STATED PROBLEM: Render the material again word for word, skipping the pictures in it.

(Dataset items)

◇ ◇ ◇ ◇ ◇ ◇ ◇

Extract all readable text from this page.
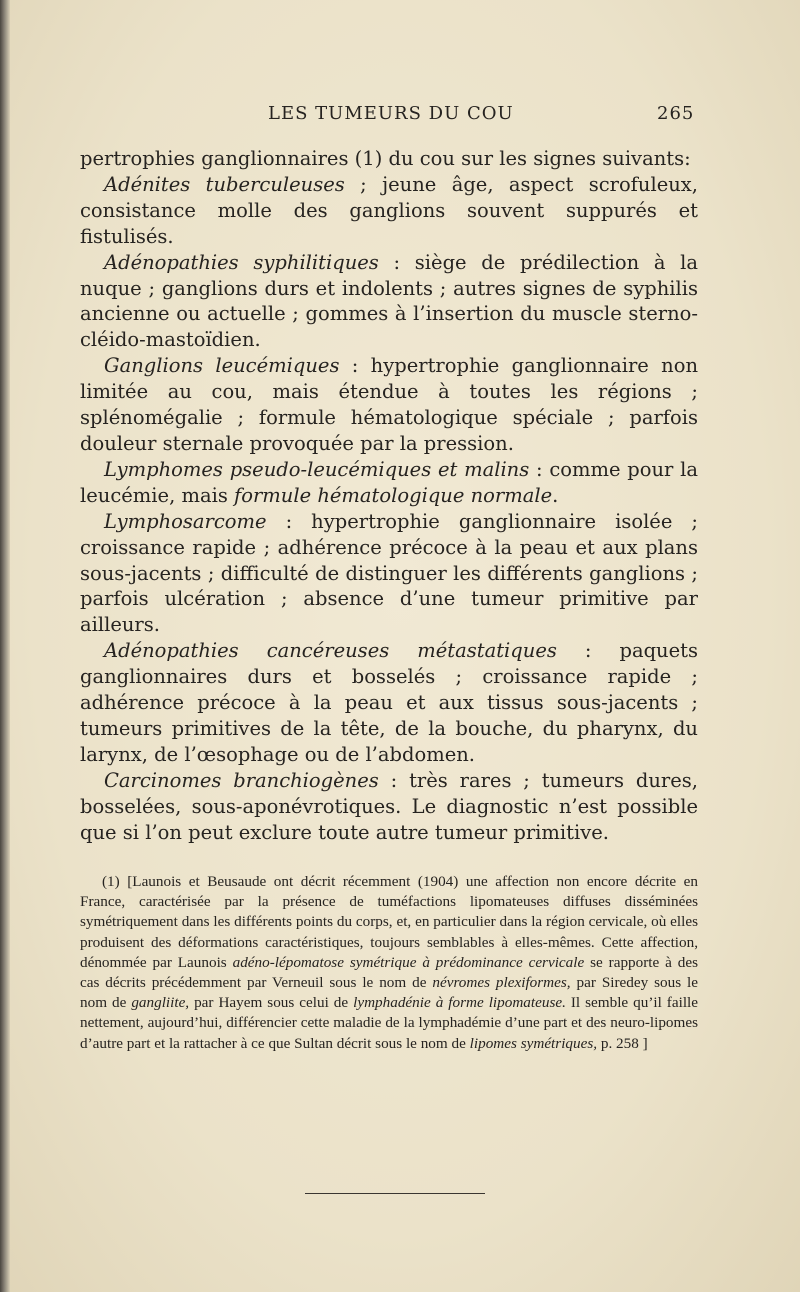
LES TUMEURS DU COU	265

pertrophies ganglionnaires (1) du cou sur les signes suivants:

Adénites tuberculeuses ; jeune âge, aspect scrofuleux, consistance molle des ganglions souvent suppurés et fistulisés.

Adénopathies syphilitiques : siège de prédilection à la nuque ; ganglions durs et indolents ; autres signes de syphilis ancienne ou actuelle ; gommes à l’insertion du muscle sterno-cléido-mastoïdien.

Ganglions leucémiques : hypertrophie ganglionnaire non limitée au cou, mais étendue à toutes les régions ; splénomégalie ; formule hématologique spéciale ; parfois douleur sternale provoquée par la pression.

Lymphomes pseudo-leucémiques et malins : comme pour la leucémie, mais formule hématologique normale.

Lymphosarcome : hypertrophie ganglionnaire isolée ; croissance rapide ; adhérence précoce à la peau et aux plans sous-jacents ; difficulté de distinguer les différents ganglions ; parfois ulcération ; absence d’une tumeur primitive par ailleurs.

Adénopathies cancéreuses métastatiques : paquets ganglionnaires durs et bosselés ; croissance rapide ; adhérence précoce à la peau et aux tissus sous-jacents ; tumeurs primitives de la tête, de la bouche, du pharynx, du larynx, de l’œsophage ou de l’abdomen.

Carcinomes branchiogènes : très rares ; tumeurs dures, bosselées, sous-aponévrotiques. Le diagnostic n’est possible que si l’on peut exclure toute autre tumeur primitive.

(1) [Launois et Beusaude ont décrit récemment (1904) une affection non encore décrite en France, caractérisée par la présence de tuméfactions lipomateuses diffuses disséminées symétriquement dans les différents points du corps, et, en particulier dans la région cervicale, où elles produisent des déformations caractéristiques, toujours semblables à elles-mêmes. Cette affection, dénommée par Launois adéno-lépomatose symétrique à prédominance cervicale se rapporte à des cas décrits précédemment par Verneuil sous le nom de névromes plexiformes, par Siredey sous le nom de gangliite, par Hayem sous celui de lymphadénie à forme lipomateuse. Il semble qu’il faille nettement, aujourd’hui, différencier cette maladie de la lymphadémie d’une part et des neuro-lipomes d’autre part et la rattacher à ce que Sultan décrit sous le nom de lipomes symétriques, p. 258 ]
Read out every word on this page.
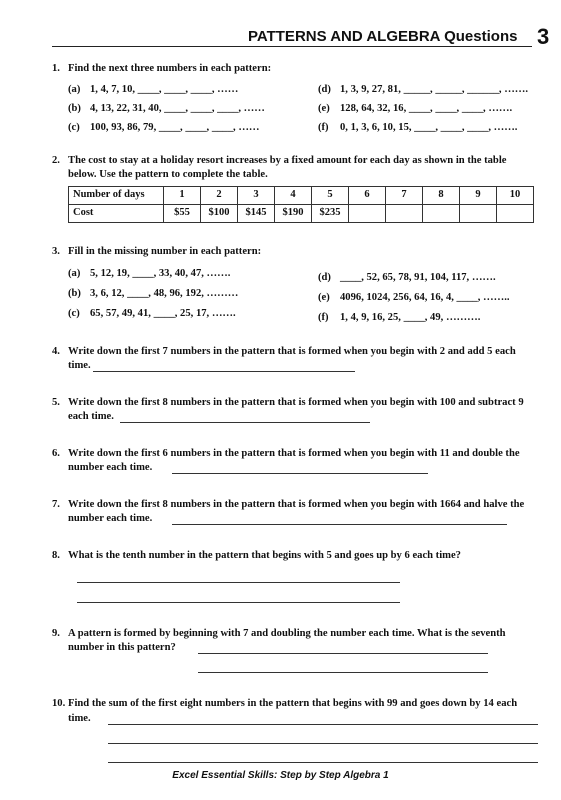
PATTERNS AND ALGEBRA Questions 3
1. Find the next three numbers in each pattern:
(a) 1, 4, 7, 10, ____, ____, ____, ……
(b) 4, 13, 22, 31, 40, ____, ____, ____, ……
(c) 100, 93, 86, 79, ____, ____, ____, ……
(d) 1, 3, 9, 27, 81, _____, _____, ______, …….
(e) 128, 64, 32, 16, ____, ____, ____, …….
(f) 0, 1, 3, 6, 10, 15, ____, ____, ____, …….
2. The cost to stay at a holiday resort increases by a fixed amount for each day as shown in the table
below. Use the pattern to complete the table.
Number of days	1	2	3	4	5	6	7	8	9	10
Cost	$55	$100	$145	$190	$235					
3. Fill in the missing number in each pattern:
(a) 5, 12, 19, ____, 33, 40, 47, …….
(b) 3, 6, 12, ____, 48, 96, 192, ………
(c) 65, 57, 49, 41, ____, 25, 17, …….
(d) ____, 52, 65, 78, 91, 104, 117, …….
(e) 4096, 1024, 256, 64, 16, 4, ____, ……..
(f) 1, 4, 9, 16, 25, ____, 49, ……….
4. Write down the first 7 numbers in the pattern that is formed when you begin with 2 and add 5 each
time.
5. Write down the first 8 numbers in the pattern that is formed when you begin with 100 and subtract 9
each time.
6. Write down the first 6 numbers in the pattern that is formed when you begin with 11 and double the
number each time.
7. Write down the first 8 numbers in the pattern that is formed when you begin with 1664 and halve the
number each time.
8. What is the tenth number in the pattern that begins with 5 and goes up by 6 each time?
9. A pattern is formed by beginning with 7 and doubling the number each time. What is the seventh
number in this pattern?
10. Find the sum of the first eight numbers in the pattern that begins with 99 and goes down by 14 each
time.
Excel Essential Skills: Step by Step Algebra 1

◇ ◇ ◇ ◇ ◇ ◇ ◇

SOLUTION TO THIS PROBLEM:
Extract all readable text from this page.
LES TUMEURS DU COU	265

pertrophies ganglionnaires (1) du cou sur les signes suivants:

Adénites tuberculeuses ; jeune âge, aspect scrofuleux, consistance molle des ganglions souvent suppurés et fistulisés.

Adénopathies syphilitiques : siège de prédilection à la nuque ; ganglions durs et indolents ; autres signes de syphilis ancienne ou actuelle ; gommes à l’insertion du muscle sterno-cléido-mastoïdien.

Ganglions leucémiques : hypertrophie ganglionnaire non limitée au cou, mais étendue à toutes les régions ; splénomégalie ; formule hématologique spéciale ; parfois douleur sternale provoquée par la pression.

Lymphomes pseudo-leucémiques et malins : comme pour la leucémie, mais formule hématologique normale.

Lymphosarcome : hypertrophie ganglionnaire isolée ; croissance rapide ; adhérence précoce à la peau et aux plans sous-jacents ; difficulté de distinguer les différents ganglions ; parfois ulcération ; absence d’une tumeur primitive par ailleurs.

Adénopathies cancéreuses métastatiques : paquets ganglionnaires durs et bosselés ; croissance rapide ; adhérence précoce à la peau et aux tissus sous-jacents ; tumeurs primitives de la tête, de la bouche, du pharynx, du larynx, de l’œsophage ou de l’abdomen.

Carcinomes branchiogènes : très rares ; tumeurs dures, bosselées, sous-aponévrotiques. Le diagnostic n’est possible que si l’on peut exclure toute autre tumeur primitive.

(1) [Launois et Beusaude ont décrit récemment (1904) une affection non encore décrite en France, caractérisée par la présence de tuméfactions lipomateuses diffuses disséminées symétriquement dans les différents points du corps, et, en particulier dans la région cervicale, où elles produisent des déformations caractéristiques, toujours semblables à elles-mêmes. Cette affection, dénommée par Launois adéno-lépomatose symétrique à prédominance cervicale se rapporte à des cas décrits précédemment par Verneuil sous le nom de névromes plexiformes, par Siredey sous le nom de gangliite, par Hayem sous celui de lymphadénie à forme lipomateuse. Il semble qu’il faille nettement, aujourd’hui, différencier cette maladie de la lymphadémie d’une part et des neuro-lipomes d’autre part et la rattacher à ce que Sultan décrit sous le nom de lipomes symétriques, p. 258 ]
Read out every word on this page.
PATTERNS AND ALGEBRA Questions 3
1. Find the next three numbers in each pattern:
(a) 1, 4, 7, 10, ____, ____, ____, ……
(b) 4, 13, 22, 31, 40, ____, ____, ____, ……
(c) 100, 93, 86, 79, ____, ____, ____, ……
(d) 1, 3, 9, 27, 81, _____, _____, ______, …….
(e) 128, 64, 32, 16, ____, ____, ____, …….
(f) 0, 1, 3, 6, 10, 15, ____, ____, ____, …….
2. The cost to stay at a holiday resort increases by a fixed amount for each day as shown in the table
below. Use the pattern to complete the table.
Number of days	1	2	3	4	5	6	7	8	9	10
Cost	$55	$100	$145	$190	$235					
3. Fill in the missing number in each pattern:
(a) 5, 12, 19, ____, 33, 40, 47, …….
(b) 3, 6, 12, ____, 48, 96, 192, ………
(c) 65, 57, 49, 41, ____, 25, 17, …….
(d) ____, 52, 65, 78, 91, 104, 117, …….
(e) 4096, 1024, 256, 64, 16, 4, ____, ……..
(f) 1, 4, 9, 16, 25, ____, 49, ……….
4. Write down the first 7 numbers in the pattern that is formed when you begin with 2 and add 5 each
time.
5. Write down the first 8 numbers in the pattern that is formed when you begin with 100 and subtract 9
each time.
6. Write down the first 6 numbers in the pattern that is formed when you begin with 11 and double the
number each time.
7. Write down the first 8 numbers in the pattern that is formed when you begin with 1664 and halve the
number each time.
8. What is the tenth number in the pattern that begins with 5 and goes up by 6 each time?
9. A pattern is formed by beginning with 7 and doubling the number each time. What is the seventh
number in this pattern?
10. Find the sum of the first eight numbers in the pattern that begins with 99 and goes down by 14 each
time.
Excel Essential Skills: Step by Step Algebra 1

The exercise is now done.